[Set exercise]: From the listing that follows, output everything exactly except the pictures.

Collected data
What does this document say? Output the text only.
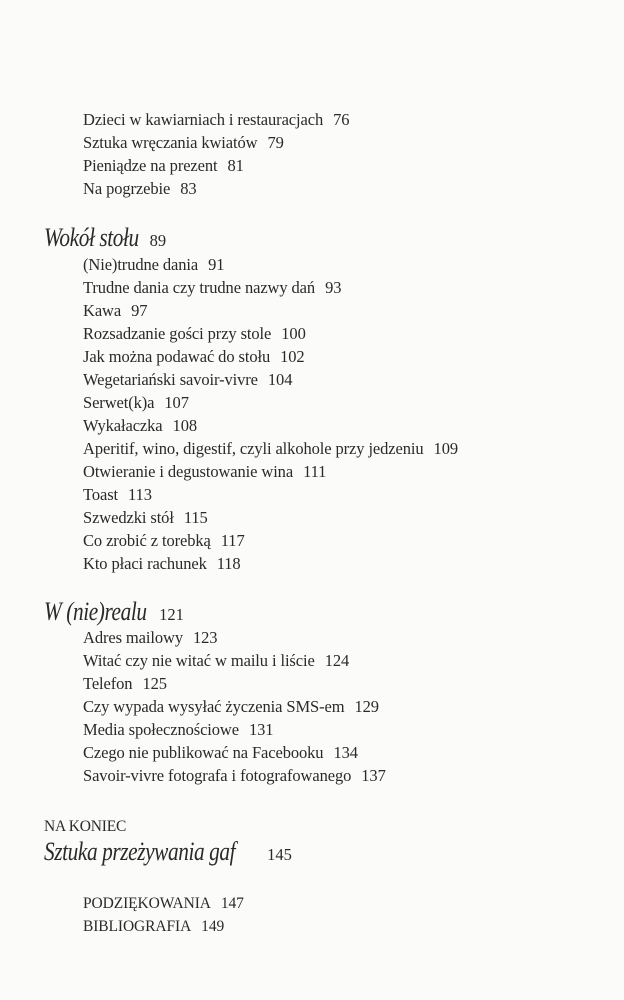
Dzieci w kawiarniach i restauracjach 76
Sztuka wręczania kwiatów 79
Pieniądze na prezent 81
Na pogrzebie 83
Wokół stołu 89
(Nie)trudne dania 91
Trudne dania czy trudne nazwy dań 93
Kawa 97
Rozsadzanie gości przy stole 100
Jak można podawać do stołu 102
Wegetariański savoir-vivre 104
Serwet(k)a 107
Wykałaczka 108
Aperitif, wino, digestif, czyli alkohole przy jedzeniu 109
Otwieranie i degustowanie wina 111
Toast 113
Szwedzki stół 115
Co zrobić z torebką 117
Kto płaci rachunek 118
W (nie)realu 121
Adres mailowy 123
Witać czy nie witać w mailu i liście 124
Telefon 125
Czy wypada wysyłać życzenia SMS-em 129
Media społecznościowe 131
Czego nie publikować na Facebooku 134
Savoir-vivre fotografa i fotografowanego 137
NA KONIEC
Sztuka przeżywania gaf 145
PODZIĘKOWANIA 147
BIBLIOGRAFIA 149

[Solution to this exercise]:
What does this document say? Output the text only.
Dzieci w kawiarniach i restauracjach 76
Sztuka wręczania kwiatów 79
Pieniądze na prezent 81
Na pogrzebie 83
Wokół stołu 89
(Nie)trudne dania 91
Trudne dania czy trudne nazwy dań 93
Kawa 97
Rozsadzanie gości przy stole 100
Jak można podawać do stołu 102
Wegetariański savoir-vivre 104
Serwet(k)a 107
Wykałaczka 108
Aperitif, wino, digestif, czyli alkohole przy jedzeniu 109
Otwieranie i degustowanie wina 111
Toast 113
Szwedzki stół 115
Co zrobić z torebką 117
Kto płaci rachunek 118
W (nie)realu 121
Adres mailowy 123
Witać czy nie witać w mailu i liście 124
Telefon 125
Czy wypada wysyłać życzenia SMS-em 129
Media społecznościowe 131
Czego nie publikować na Facebooku 134
Savoir-vivre fotografa i fotografowanego 137
NA KONIEC
Sztuka przeżywania gaf 145
PODZIĘKOWANIA 147
BIBLIOGRAFIA 149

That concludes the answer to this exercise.